= DOCUMENT PASSAGE =
########
Density function, distribution function, quantile function and random generation for the generalised extreme value (GEV) distribution.
dgev(x, loc = 0, scale = 1, shape = 0, log = FALSE, m = 1)
pgev(q, loc = 0, scale = 1, shape = 0, lower.tail = TRUE, log.p = FALSE, m = 1)
qgev(p, loc = 0, scale = 1, shape = 0, lower.tail = TRUE, log.p = FALSE, m = 1)
rgev(n, loc = 0, scale = 1, shape = 0, m = 1)Numeric vectors of quantiles.
Numeric vectors.
Location, scale and shape parameters.
All elements of scale must be positive.
A logical scalar; if TRUE, probabilities p are given as log(p).
A numeric scalar. The distribution is reparameterised by working
with the GEV(loc, scale, shape) distribution function raised to the
power m. See Details.
########
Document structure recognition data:

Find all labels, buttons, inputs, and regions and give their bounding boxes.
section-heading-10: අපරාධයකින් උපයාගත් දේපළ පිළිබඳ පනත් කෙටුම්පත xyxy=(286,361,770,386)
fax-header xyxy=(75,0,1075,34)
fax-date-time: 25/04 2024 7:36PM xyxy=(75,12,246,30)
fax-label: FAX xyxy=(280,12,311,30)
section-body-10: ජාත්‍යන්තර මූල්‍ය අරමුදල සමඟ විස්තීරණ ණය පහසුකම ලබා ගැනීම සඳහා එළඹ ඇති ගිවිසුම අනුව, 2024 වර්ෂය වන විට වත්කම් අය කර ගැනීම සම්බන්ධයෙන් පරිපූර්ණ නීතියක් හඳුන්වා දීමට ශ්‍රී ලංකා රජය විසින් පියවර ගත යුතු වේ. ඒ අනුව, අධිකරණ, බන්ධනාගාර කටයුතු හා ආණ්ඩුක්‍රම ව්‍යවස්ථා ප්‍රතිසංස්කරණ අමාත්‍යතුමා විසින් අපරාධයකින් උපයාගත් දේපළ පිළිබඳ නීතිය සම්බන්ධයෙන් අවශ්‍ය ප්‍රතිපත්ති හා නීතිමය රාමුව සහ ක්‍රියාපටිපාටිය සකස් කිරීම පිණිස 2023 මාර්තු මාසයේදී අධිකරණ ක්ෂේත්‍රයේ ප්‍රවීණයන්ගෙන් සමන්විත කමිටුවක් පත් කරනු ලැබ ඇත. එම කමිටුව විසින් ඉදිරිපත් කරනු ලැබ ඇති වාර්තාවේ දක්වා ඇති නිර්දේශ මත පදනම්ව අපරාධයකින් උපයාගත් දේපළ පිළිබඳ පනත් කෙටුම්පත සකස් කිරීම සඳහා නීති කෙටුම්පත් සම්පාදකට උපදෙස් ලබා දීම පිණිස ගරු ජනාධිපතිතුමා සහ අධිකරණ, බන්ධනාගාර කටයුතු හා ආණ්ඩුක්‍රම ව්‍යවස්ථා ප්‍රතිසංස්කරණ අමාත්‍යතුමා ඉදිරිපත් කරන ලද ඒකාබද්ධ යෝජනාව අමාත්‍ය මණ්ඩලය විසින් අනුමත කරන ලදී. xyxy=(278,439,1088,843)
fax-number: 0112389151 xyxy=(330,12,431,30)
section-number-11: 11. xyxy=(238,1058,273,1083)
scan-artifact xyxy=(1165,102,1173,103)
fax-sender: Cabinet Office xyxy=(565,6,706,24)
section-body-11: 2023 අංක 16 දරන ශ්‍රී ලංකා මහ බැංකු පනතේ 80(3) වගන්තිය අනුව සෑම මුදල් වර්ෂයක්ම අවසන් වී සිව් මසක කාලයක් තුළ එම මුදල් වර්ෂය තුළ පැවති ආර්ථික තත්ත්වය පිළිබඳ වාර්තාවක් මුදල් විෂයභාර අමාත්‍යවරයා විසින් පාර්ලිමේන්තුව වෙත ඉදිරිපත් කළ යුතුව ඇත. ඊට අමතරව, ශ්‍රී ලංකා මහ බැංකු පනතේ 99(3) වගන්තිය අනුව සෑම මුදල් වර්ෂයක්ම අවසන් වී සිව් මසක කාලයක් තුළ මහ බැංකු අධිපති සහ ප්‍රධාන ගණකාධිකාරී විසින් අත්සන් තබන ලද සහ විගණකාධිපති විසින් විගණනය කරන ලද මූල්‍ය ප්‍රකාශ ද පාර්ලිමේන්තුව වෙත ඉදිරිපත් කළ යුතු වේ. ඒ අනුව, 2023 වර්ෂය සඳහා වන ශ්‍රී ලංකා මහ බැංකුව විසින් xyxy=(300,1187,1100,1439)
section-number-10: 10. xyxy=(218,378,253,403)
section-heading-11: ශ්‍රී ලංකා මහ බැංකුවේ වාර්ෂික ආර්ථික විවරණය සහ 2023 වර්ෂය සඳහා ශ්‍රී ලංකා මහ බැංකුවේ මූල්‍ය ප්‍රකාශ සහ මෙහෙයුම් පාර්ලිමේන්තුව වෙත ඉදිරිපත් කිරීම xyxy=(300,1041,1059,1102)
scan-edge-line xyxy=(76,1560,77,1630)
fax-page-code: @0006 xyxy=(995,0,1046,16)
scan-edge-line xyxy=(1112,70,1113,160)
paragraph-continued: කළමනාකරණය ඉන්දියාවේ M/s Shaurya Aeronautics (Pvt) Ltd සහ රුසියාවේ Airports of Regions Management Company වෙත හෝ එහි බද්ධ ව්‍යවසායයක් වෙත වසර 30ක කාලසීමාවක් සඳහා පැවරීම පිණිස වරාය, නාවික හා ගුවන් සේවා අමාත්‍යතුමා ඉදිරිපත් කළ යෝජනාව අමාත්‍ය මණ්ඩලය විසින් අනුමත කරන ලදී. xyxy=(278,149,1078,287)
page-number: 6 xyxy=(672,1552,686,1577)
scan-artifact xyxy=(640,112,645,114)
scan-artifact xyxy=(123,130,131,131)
########
= YOUR ASSIGNMENT =
Revise the GEV distribution reference so that "scalar" becomes "single value". Begin at the words that have "pgev(q, loc = 0, scale" and stop after "m. See Details.".

= REPLY TO THE EXERCISE =
pgev(q, loc = 0, scale = 1, shape = 0, lower.tail = TRUE, log.p = FALSE, m = 1)
qgev(p, loc = 0, scale = 1, shape = 0, lower.tail = TRUE, log.p = FALSE, m = 1)
rgev(n, loc = 0, scale = 1, shape = 0, m = 1)Numeric vectors of quantiles.
Numeric vectors.
Location, scale and shape parameters.
All elements of scale must be positive.
A logical single value; if TRUE, probabilities p are given as log(p).
A numeric single value. The distribution is reparameterised by working
with the GEV(loc, scale, shape) distribution function raised to the
power m. See Details.